● **Task details**: Any pictures in the records below should be skipped; write out everything else exactly.

● **Listed records**:
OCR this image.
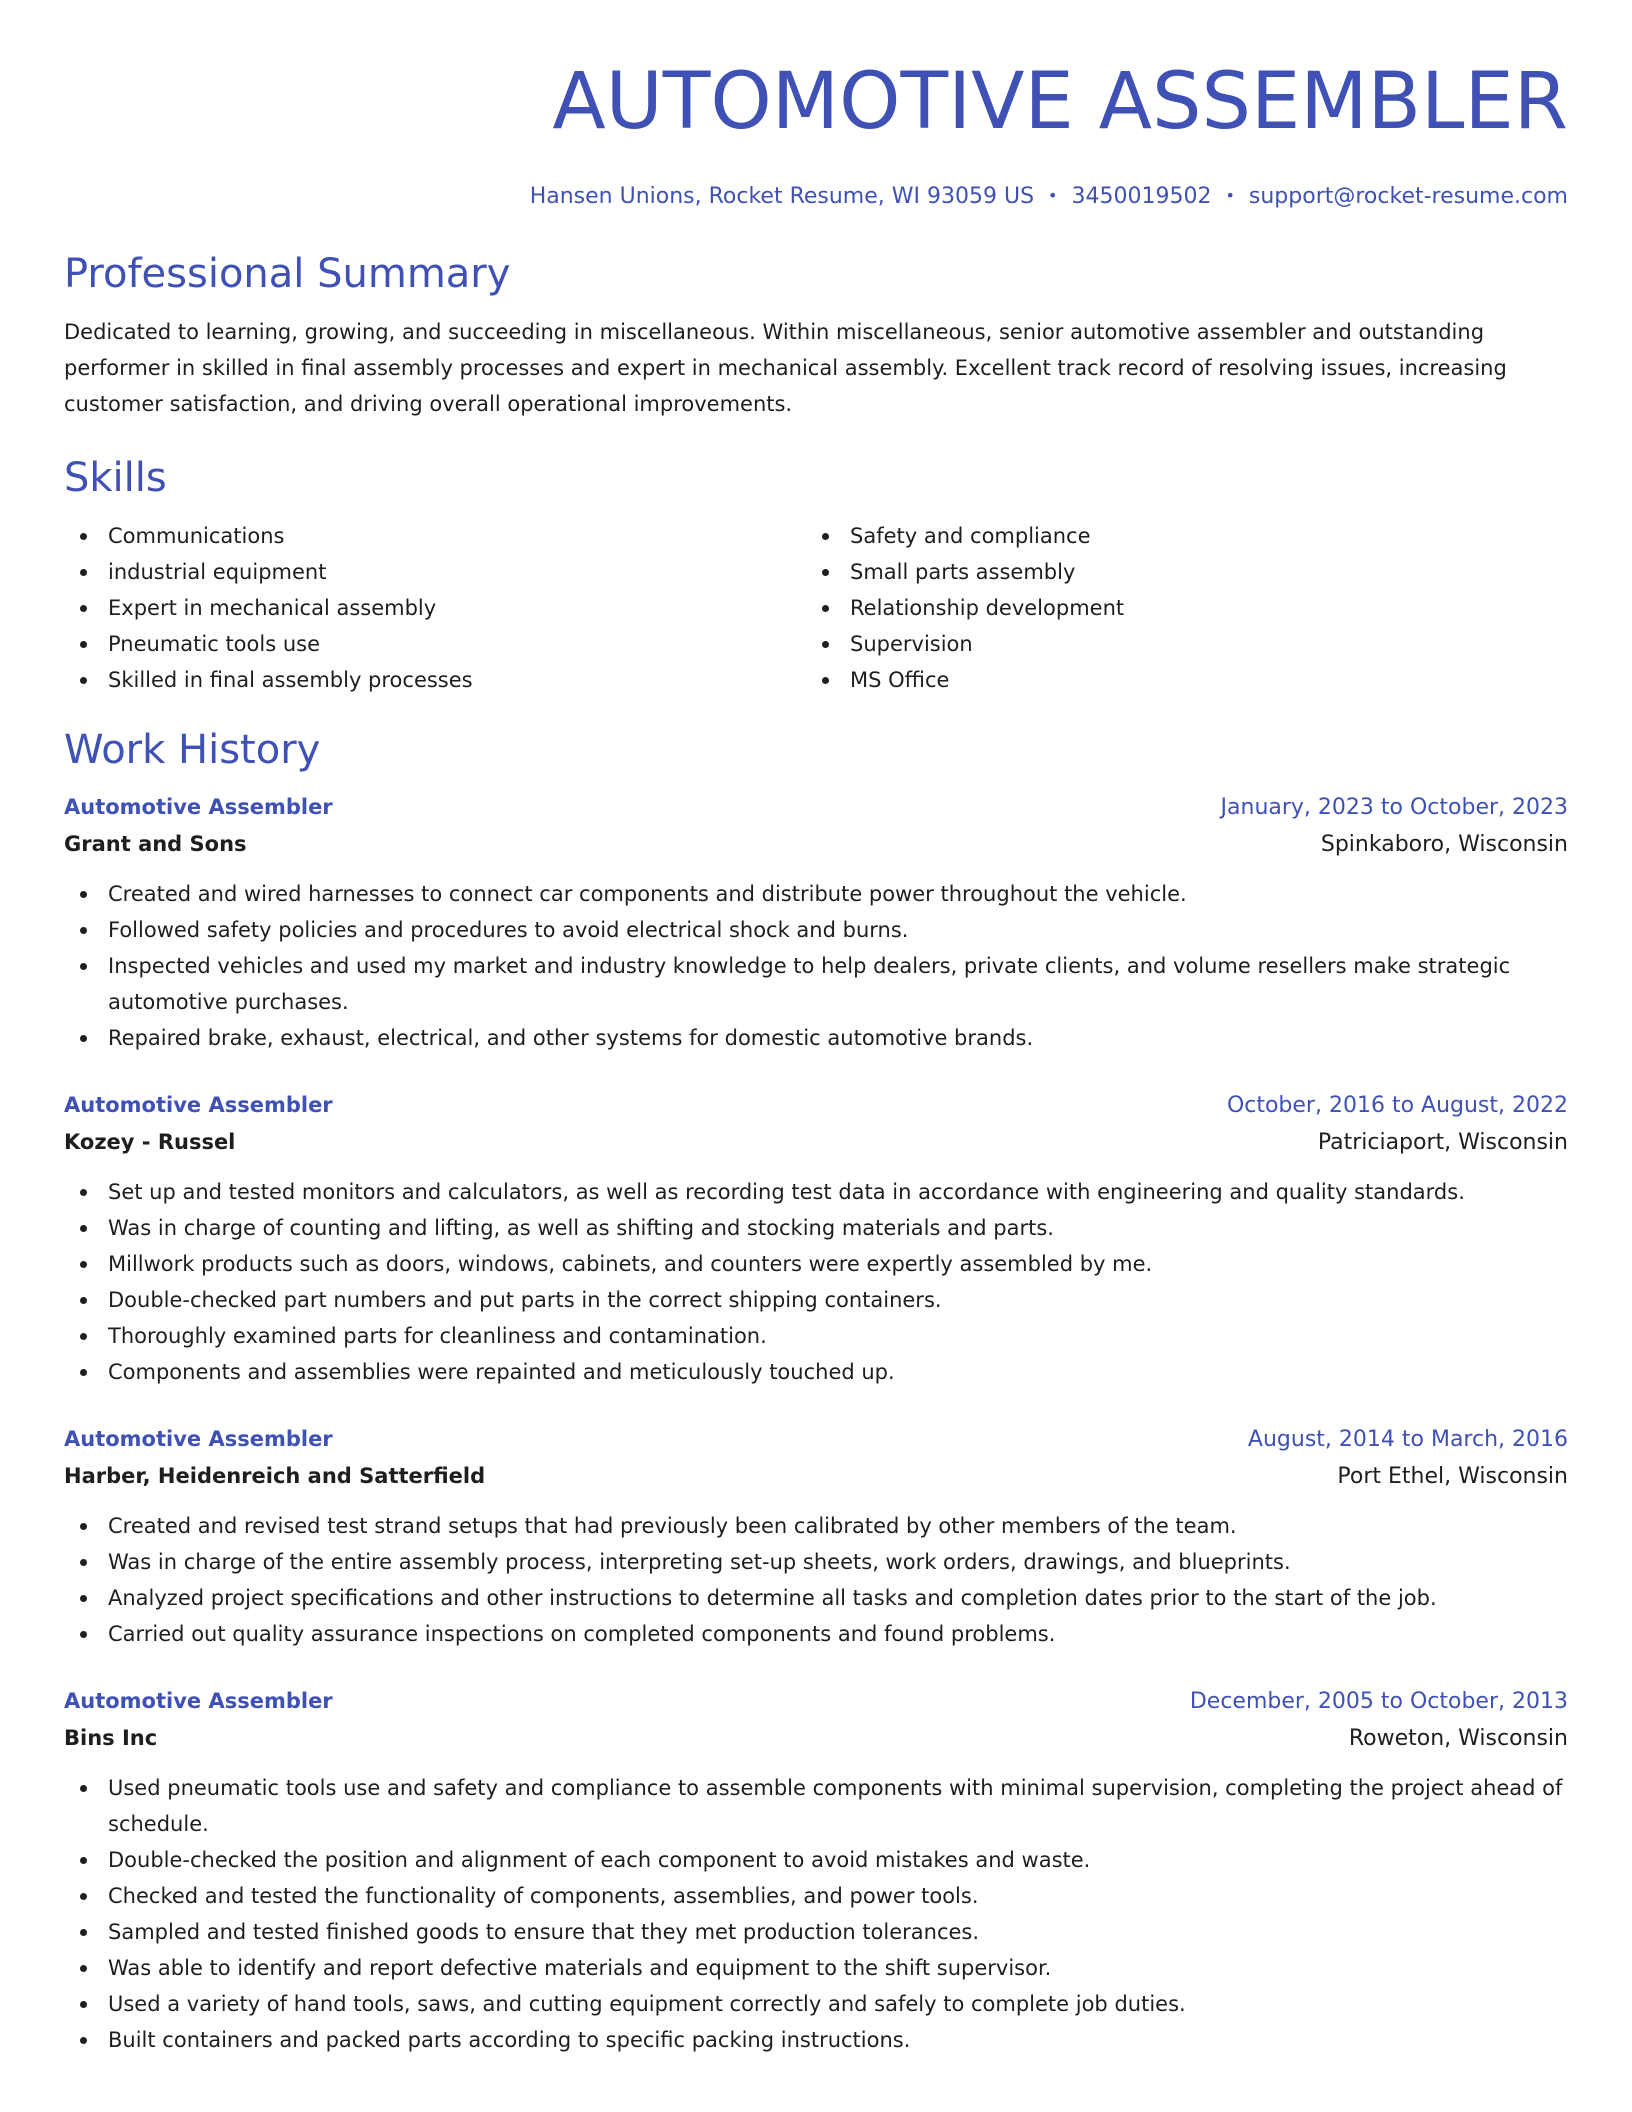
AUTOMOTIVE ASSEMBLER
Hansen Unions, Rocket Resume, WI 93059 US • 3450019502 • support@rocket-resume.com
Professional Summary

Dedicated to learning, growing, and succeeding in miscellaneous. Within miscellaneous, senior automotive assembler and outstanding performer in skilled in final assembly processes and expert in mechanical assembly. Excellent track record of resolving issues, increasing customer satisfaction, and driving overall operational improvements.

Skills
Communications
industrial equipment
Expert in mechanical assembly
Pneumatic tools use
Skilled in final assembly processes
Safety and compliance
Small parts assembly
Relationship development
Supervision
MS Office
Work History
Automotive Assembler	January, 2023 to October, 2023
Grant and Sons	Spinkaboro, Wisconsin
Created and wired harnesses to connect car components and distribute power throughout the vehicle.
Followed safety policies and procedures to avoid electrical shock and burns.
Inspected vehicles and used my market and industry knowledge to help dealers, private clients, and volume resellers make strategic automotive purchases.
Repaired brake, exhaust, electrical, and other systems for domestic automotive brands.
Automotive Assembler	October, 2016 to August, 2022
Kozey - Russel	Patriciaport, Wisconsin
Set up and tested monitors and calculators, as well as recording test data in accordance with engineering and quality standards.
Was in charge of counting and lifting, as well as shifting and stocking materials and parts.
Millwork products such as doors, windows, cabinets, and counters were expertly assembled by me.
Double-checked part numbers and put parts in the correct shipping containers.
Thoroughly examined parts for cleanliness and contamination.
Components and assemblies were repainted and meticulously touched up.
Automotive Assembler	August, 2014 to March, 2016
Harber, Heidenreich and Satterfield	Port Ethel, Wisconsin
Created and revised test strand setups that had previously been calibrated by other members of the team.
Was in charge of the entire assembly process, interpreting set-up sheets, work orders, drawings, and blueprints.
Analyzed project specifications and other instructions to determine all tasks and completion dates prior to the start of the job.
Carried out quality assurance inspections on completed components and found problems.
Automotive Assembler	December, 2005 to October, 2013
Bins Inc	Roweton, Wisconsin
Used pneumatic tools use and safety and compliance to assemble components with minimal supervision, completing the project ahead of schedule.
Double-checked the position and alignment of each component to avoid mistakes and waste.
Checked and tested the functionality of components, assemblies, and power tools.
Sampled and tested finished goods to ensure that they met production tolerances.
Was able to identify and report defective materials and equipment to the shift supervisor.
Used a variety of hand tools, saws, and cutting equipment correctly and safely to complete job duties.
Built containers and packed parts according to specific packing instructions.
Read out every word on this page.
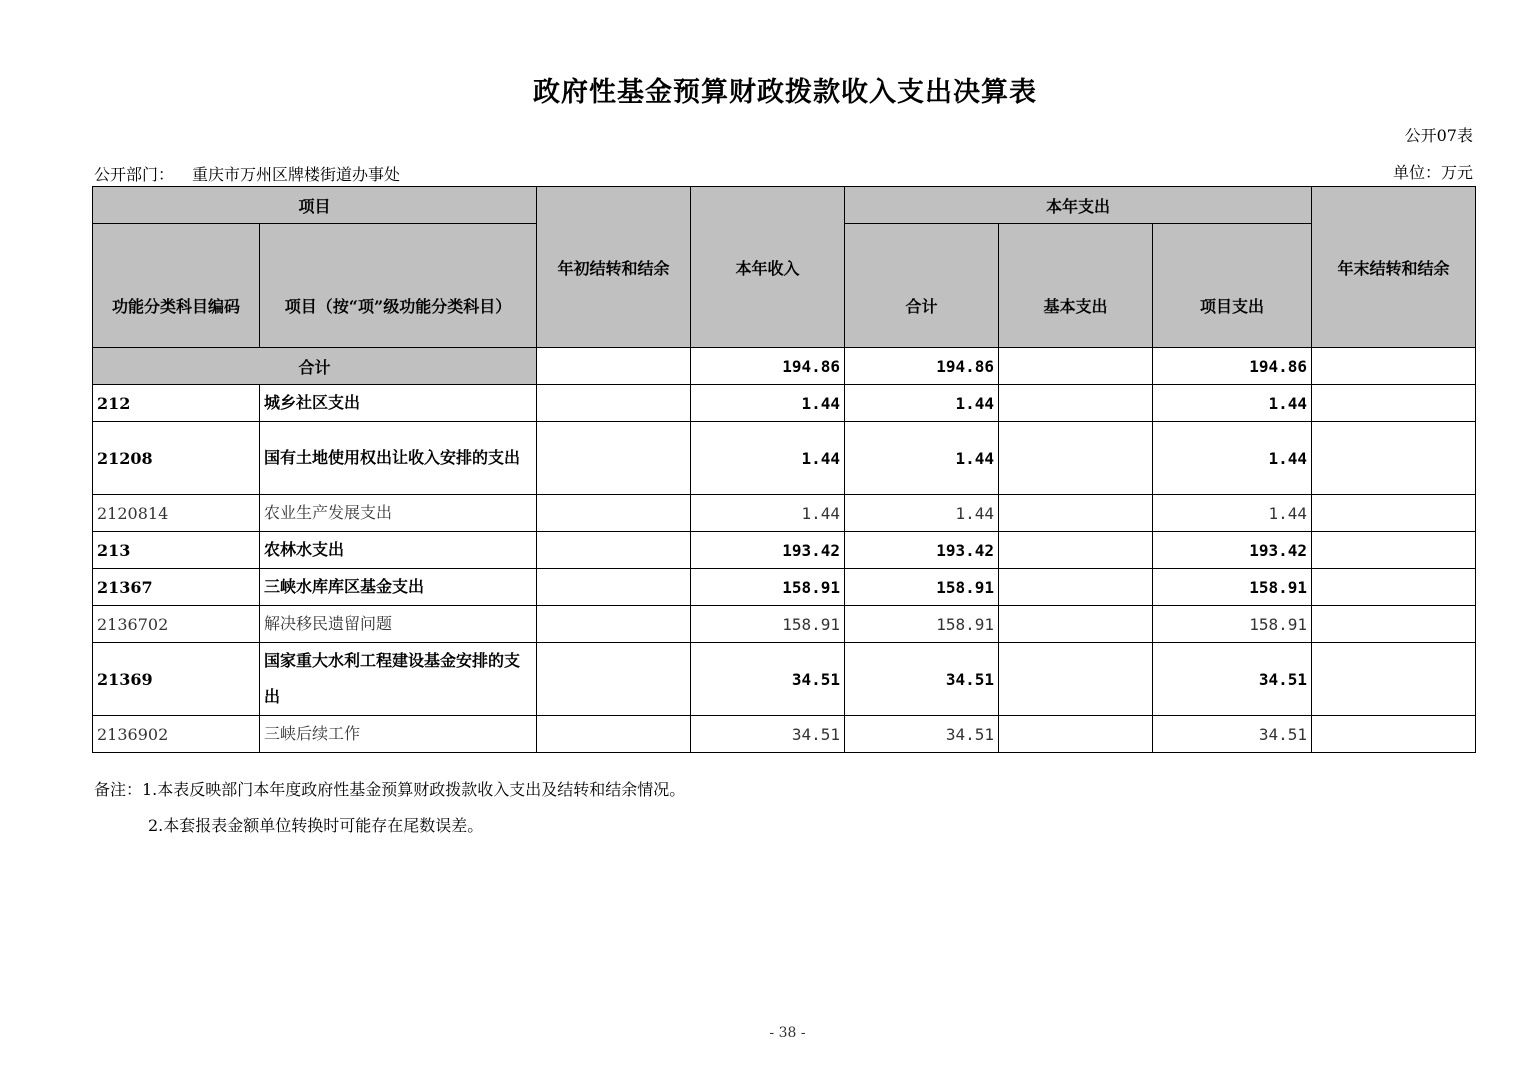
政府性基金预算财政拨款收入支出决算表
公开07表
公开部门： 重庆市万州区牌楼街道办事处	单位：万元
项目		年初结转和结余	本年收入	本年支出			年末结转和结余
功能分类科目编码	项目（按“项”级功能分类科目）			合计	基本支出	项目支出	
合计			194.86	194.86		194.86	
212	城乡社区支出		1.44	1.44		1.44	
21208	国有土地使用权出让收入安排的支出		1.44	1.44		1.44	
2120814	农业生产发展支出		1.44	1.44		1.44	
213	农林水支出		193.42	193.42		193.42	
21367	三峡水库库区基金支出		158.91	158.91		158.91	
2136702	解决移民遗留问题		158.91	158.91		158.91	
21369	国家重大水利工程建设基金安排的支出		34.51	34.51		34.51	
2136902	三峡后续工作		34.51	34.51		34.51	
备注：1.本表反映部门本年度政府性基金预算财政拨款收入支出及结转和结余情况。
2.本套报表金额单位转换时可能存在尾数误差。
- 38 -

● **Output below**:
OCR this image.
AUTOMOTIVE ASSEMBLER
Hansen Unions, Rocket Resume, WI 93059 US • 3450019502 • support@rocket-resume.com
Professional Summary

Dedicated to learning, growing, and succeeding in miscellaneous. Within miscellaneous, senior automotive assembler and outstanding performer in skilled in final assembly processes and expert in mechanical assembly. Excellent track record of resolving issues, increasing customer satisfaction, and driving overall operational improvements.

Skills
Communications
industrial equipment
Expert in mechanical assembly
Pneumatic tools use
Skilled in final assembly processes
Safety and compliance
Small parts assembly
Relationship development
Supervision
MS Office
Work History
Automotive Assembler	January, 2023 to October, 2023
Grant and Sons	Spinkaboro, Wisconsin
Created and wired harnesses to connect car components and distribute power throughout the vehicle.
Followed safety policies and procedures to avoid electrical shock and burns.
Inspected vehicles and used my market and industry knowledge to help dealers, private clients, and volume resellers make strategic automotive purchases.
Repaired brake, exhaust, electrical, and other systems for domestic automotive brands.
Automotive Assembler	October, 2016 to August, 2022
Kozey - Russel	Patriciaport, Wisconsin
Set up and tested monitors and calculators, as well as recording test data in accordance with engineering and quality standards.
Was in charge of counting and lifting, as well as shifting and stocking materials and parts.
Millwork products such as doors, windows, cabinets, and counters were expertly assembled by me.
Double-checked part numbers and put parts in the correct shipping containers.
Thoroughly examined parts for cleanliness and contamination.
Components and assemblies were repainted and meticulously touched up.
Automotive Assembler	August, 2014 to March, 2016
Harber, Heidenreich and Satterfield	Port Ethel, Wisconsin
Created and revised test strand setups that had previously been calibrated by other members of the team.
Was in charge of the entire assembly process, interpreting set-up sheets, work orders, drawings, and blueprints.
Analyzed project specifications and other instructions to determine all tasks and completion dates prior to the start of the job.
Carried out quality assurance inspections on completed components and found problems.
Automotive Assembler	December, 2005 to October, 2013
Bins Inc	Roweton, Wisconsin
Used pneumatic tools use and safety and compliance to assemble components with minimal supervision, completing the project ahead of schedule.
Double-checked the position and alignment of each component to avoid mistakes and waste.
Checked and tested the functionality of components, assemblies, and power tools.
Sampled and tested finished goods to ensure that they met production tolerances.
Was able to identify and report defective materials and equipment to the shift supervisor.
Used a variety of hand tools, saws, and cutting equipment correctly and safely to complete job duties.
Built containers and packed parts according to specific packing instructions.
Read out every word on this page.
政府性基金预算财政拨款收入支出决算表
公开07表
公开部门： 重庆市万州区牌楼街道办事处	单位：万元
项目		年初结转和结余	本年收入	本年支出			年末结转和结余
功能分类科目编码	项目（按“项”级功能分类科目）			合计	基本支出	项目支出	
合计			194.86	194.86		194.86	
212	城乡社区支出		1.44	1.44		1.44	
21208	国有土地使用权出让收入安排的支出		1.44	1.44		1.44	
2120814	农业生产发展支出		1.44	1.44		1.44	
213	农林水支出		193.42	193.42		193.42	
21367	三峡水库库区基金支出		158.91	158.91		158.91	
2136702	解决移民遗留问题		158.91	158.91		158.91	
21369	国家重大水利工程建设基金安排的支出		34.51	34.51		34.51	
2136902	三峡后续工作		34.51	34.51		34.51	
备注：1.本表反映部门本年度政府性基金预算财政拨款收入支出及结转和结余情况。
2.本套报表金额单位转换时可能存在尾数误差。
- 38 -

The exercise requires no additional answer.